■ VORGEGEBENER TEXT ■
Wieder über der Inflationsrate
Zum 1. August 2013 werden die meisten Tarife im Verkehrsverbund Berlin-Brandenburg nach genau einem Jahr erneut erhöht. Die durchschnittliche Erhöhung liegt bei + 2,8 Prozent. Diese Zahl ist für den einzelnen Fahrgast wenig aussagekräftig, zeigt aber, dass die Erhöhung wieder einmal über der Steigerung der allgemeinen Lebenshaltungskosten von rund 2 Prozent liegt.

Jedes Jahr dieselben „Argumente“
Begründet wird die Erhöhung wie jedes Mal mit steigenden Energie- und Personalkosten. Ein Nachweis wird seit Jahren höchstens ansatzweise geführt. In einigen Jahren gesunkene oder zumindest stabile Energiekosten z.B. durch günstige Einkaufskonditionen wurden übergangen. Einsparungen durch Effizienzsteigerungen sind in der Tarifdiskussion kein Thema.

■ UNTERSUCHTE DATEN ■

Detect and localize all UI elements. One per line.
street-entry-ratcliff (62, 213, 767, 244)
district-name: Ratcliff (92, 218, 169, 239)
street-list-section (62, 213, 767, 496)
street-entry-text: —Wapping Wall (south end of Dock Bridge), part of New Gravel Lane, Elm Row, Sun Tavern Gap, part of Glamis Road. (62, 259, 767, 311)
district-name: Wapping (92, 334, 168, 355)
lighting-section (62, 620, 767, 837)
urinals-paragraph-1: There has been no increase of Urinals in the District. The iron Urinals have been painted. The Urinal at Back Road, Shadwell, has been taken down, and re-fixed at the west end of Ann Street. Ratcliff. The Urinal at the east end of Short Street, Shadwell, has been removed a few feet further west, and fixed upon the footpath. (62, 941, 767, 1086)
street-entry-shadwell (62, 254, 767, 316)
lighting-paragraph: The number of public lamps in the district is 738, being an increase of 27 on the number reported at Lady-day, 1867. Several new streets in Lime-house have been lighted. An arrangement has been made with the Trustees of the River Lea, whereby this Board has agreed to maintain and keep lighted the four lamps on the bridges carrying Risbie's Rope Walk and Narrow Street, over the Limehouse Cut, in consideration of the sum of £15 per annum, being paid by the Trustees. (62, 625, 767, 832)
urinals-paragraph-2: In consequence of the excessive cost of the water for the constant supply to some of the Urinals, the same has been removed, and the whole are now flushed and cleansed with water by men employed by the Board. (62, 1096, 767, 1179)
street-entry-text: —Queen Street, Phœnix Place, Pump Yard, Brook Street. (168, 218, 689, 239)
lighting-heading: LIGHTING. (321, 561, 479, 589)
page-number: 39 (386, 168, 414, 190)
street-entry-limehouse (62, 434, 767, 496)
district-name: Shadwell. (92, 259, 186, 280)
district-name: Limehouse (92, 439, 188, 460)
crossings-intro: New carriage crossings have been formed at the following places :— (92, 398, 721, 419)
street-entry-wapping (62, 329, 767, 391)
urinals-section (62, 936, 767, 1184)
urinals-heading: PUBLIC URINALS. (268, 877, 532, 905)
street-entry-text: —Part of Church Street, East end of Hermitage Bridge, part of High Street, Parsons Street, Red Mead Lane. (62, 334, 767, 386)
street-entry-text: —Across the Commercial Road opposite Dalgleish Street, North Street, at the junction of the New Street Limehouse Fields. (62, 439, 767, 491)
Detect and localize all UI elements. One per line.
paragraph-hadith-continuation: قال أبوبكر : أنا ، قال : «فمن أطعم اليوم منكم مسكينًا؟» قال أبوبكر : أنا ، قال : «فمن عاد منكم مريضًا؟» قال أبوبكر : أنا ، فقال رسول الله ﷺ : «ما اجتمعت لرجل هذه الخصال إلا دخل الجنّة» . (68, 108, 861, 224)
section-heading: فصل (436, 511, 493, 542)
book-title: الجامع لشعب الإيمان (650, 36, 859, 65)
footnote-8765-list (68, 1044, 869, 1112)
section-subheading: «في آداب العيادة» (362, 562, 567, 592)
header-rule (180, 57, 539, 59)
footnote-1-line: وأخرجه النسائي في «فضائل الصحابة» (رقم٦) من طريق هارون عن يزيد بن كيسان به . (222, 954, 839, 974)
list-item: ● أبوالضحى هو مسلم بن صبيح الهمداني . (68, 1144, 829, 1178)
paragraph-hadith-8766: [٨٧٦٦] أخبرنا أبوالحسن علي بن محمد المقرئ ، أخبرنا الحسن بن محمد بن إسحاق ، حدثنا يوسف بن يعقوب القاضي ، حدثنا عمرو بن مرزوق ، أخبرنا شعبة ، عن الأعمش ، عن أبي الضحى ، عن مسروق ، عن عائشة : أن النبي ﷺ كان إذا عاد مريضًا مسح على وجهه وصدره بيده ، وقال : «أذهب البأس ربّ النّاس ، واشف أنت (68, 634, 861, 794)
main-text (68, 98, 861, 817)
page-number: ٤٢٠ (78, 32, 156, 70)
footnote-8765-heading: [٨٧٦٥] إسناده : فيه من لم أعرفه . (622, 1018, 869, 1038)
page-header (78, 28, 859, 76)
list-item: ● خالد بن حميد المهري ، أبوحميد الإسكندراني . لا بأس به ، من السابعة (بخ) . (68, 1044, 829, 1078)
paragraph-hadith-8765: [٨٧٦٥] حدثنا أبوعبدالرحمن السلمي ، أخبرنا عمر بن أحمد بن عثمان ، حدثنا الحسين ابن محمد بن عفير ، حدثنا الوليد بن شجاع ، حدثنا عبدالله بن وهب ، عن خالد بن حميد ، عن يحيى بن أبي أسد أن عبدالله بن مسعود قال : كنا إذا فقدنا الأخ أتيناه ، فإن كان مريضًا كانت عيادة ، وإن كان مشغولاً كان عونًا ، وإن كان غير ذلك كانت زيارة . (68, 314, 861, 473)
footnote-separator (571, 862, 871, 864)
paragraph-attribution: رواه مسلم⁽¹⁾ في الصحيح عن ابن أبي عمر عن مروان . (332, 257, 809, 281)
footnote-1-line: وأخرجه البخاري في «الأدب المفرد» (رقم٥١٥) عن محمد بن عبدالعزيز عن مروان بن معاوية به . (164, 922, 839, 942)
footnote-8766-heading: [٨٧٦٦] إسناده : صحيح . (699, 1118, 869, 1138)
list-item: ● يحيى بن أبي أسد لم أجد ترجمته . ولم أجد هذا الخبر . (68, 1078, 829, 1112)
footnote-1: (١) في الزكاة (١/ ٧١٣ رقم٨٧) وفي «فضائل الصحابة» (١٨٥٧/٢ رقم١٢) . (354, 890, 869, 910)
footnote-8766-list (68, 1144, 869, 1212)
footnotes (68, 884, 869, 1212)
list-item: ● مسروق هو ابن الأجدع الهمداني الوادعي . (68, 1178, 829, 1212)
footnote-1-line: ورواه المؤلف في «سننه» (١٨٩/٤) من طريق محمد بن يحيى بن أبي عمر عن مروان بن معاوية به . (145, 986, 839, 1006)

■ ZU ERLEDIGENDE AUFGABEN ■
1 - Übersetzen Sie aus dem Text zur Tariferhöhung im Verkehrsverbund Berlin-Brandenburg den Satz „Die durchschnittliche Erhöhung liegt bei + 2,8 Prozent.“ ins Englische.
2 - Schreiben Sie den Text zur Tariferhöhung im Verkehrsverbund Berlin-Brandenburg im Anschluss an seinen letzten Satz fort.

■ LÖSUNGEN DER AUFGABEN ■
1 - The average increase is +2.8 percent.

2 -
Jedes Jahr dieselben unzulässigen Vergleiche
Getäuscht wird die Öffentlichkeit mit dem Verweis auf ähnlich hohe oder noch höhere Tarife in anderen Verkehrsverbünden. Denn verschwiegen wird, dass das Einkommensniveau in Berlin und Brandenburg deutlich unter dem deutschen Durchschnitt und vor allem deutlich unter dem Niveau von beispielsweise Hamburg, München oder Stuttgart liegt. Diese Differenz wächst in Berlin sogar noch. Für 2011 bilanzierte das Amt für Statistik Berlin-Brandenburg am 22. Mai 2013, dass „sich die jährliche Vergrößerung des Rückstandes der Einkommen der Berliner gegenüber dem Durchschnitt in Deutschland in den letzten zehn Jahren weiter fortgesetzt“ hat.

Sozial- und umweltpolitische Ziele zählen nicht mehr
Sozial- und umweltpolitische Ziele zählen in der Berliner Verkehrspolitik schon längst nicht mehr, obwohl die Politiker seit Jahren verständliche und bezahlbare Tarife versprechen, die mehr Menschen in Bahnen und Busse locken und damit zur Daseinsvorsorge für Menschen ohne Auto, zum Klima- und Umweltschutz und zur Reduzierung der Verkehrsunfälle und -opfer beitragen sollen. Alle diese Ziele bzw. Argumente sind für die Berliner Verkehrspolitik nachrangig geworden.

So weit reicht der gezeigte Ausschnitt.